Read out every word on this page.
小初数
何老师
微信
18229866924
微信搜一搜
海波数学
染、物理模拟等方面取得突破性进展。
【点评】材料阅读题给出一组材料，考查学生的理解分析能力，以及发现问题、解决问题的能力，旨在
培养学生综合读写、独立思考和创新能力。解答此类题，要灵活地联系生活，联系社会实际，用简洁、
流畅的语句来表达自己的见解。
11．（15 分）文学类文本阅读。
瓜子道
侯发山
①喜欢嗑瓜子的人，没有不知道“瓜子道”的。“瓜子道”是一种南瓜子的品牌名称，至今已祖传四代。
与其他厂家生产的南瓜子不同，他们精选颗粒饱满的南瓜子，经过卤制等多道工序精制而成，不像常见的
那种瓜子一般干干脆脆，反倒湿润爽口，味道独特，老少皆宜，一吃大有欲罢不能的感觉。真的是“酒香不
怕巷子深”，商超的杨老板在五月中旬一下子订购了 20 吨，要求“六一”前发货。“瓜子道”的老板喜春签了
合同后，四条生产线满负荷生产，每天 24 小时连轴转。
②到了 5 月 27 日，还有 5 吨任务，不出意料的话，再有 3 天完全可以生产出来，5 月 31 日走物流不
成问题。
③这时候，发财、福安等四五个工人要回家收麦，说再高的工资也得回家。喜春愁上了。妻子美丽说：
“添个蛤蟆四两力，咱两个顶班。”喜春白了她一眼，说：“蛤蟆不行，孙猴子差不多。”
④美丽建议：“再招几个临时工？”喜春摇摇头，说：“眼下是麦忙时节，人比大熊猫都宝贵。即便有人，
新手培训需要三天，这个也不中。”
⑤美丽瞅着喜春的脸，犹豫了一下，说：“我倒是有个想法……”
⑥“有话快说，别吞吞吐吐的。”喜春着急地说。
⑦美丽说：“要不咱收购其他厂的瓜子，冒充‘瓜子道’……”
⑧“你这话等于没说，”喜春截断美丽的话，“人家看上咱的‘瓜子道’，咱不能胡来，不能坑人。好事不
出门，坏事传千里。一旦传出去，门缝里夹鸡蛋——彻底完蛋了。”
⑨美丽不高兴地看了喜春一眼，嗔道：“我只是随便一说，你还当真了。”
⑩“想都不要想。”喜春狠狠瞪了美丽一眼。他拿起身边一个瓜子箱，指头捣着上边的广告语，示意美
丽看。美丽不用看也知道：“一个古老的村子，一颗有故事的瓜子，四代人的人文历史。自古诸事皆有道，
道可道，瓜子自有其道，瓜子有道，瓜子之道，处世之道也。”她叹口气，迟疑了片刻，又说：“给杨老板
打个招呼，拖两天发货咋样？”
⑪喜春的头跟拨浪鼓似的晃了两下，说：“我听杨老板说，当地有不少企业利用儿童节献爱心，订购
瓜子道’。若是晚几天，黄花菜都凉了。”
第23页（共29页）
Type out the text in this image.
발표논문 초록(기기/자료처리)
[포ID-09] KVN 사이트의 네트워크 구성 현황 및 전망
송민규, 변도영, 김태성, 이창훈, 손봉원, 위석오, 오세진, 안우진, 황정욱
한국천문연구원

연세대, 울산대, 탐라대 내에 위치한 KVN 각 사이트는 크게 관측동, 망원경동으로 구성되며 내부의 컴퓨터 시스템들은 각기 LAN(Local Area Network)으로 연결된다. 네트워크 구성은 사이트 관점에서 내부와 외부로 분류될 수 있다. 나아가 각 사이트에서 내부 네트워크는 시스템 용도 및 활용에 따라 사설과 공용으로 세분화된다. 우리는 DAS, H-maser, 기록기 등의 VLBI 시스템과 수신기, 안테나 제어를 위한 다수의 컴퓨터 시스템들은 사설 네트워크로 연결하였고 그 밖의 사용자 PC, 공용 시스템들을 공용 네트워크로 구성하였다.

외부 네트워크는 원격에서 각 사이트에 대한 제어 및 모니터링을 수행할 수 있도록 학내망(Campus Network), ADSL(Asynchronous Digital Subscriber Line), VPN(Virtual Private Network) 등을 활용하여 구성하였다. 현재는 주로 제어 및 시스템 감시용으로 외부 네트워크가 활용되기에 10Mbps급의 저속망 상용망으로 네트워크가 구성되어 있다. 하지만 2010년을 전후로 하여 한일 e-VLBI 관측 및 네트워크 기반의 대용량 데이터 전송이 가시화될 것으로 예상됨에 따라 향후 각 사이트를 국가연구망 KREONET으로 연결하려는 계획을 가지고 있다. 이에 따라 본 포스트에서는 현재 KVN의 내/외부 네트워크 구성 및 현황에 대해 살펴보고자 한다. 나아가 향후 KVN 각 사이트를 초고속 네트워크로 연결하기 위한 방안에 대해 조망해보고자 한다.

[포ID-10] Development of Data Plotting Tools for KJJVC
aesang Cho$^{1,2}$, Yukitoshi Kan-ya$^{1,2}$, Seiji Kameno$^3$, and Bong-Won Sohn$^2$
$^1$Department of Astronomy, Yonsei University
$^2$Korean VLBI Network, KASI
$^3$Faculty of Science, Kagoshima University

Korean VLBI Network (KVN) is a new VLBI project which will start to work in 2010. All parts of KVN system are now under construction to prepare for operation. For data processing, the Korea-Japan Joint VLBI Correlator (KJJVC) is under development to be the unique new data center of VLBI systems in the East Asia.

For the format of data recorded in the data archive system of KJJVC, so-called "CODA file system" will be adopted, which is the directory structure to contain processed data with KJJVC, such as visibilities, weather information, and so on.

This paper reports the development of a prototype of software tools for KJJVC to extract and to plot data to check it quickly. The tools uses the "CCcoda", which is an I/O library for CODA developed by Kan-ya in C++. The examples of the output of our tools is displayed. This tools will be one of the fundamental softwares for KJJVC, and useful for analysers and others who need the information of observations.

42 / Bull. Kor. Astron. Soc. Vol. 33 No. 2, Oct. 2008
——
▶ What is expected
Of the lines in the listing, how many hold the word "Network"? Nothing but the number is needed.

▶ Reply to the exercise
4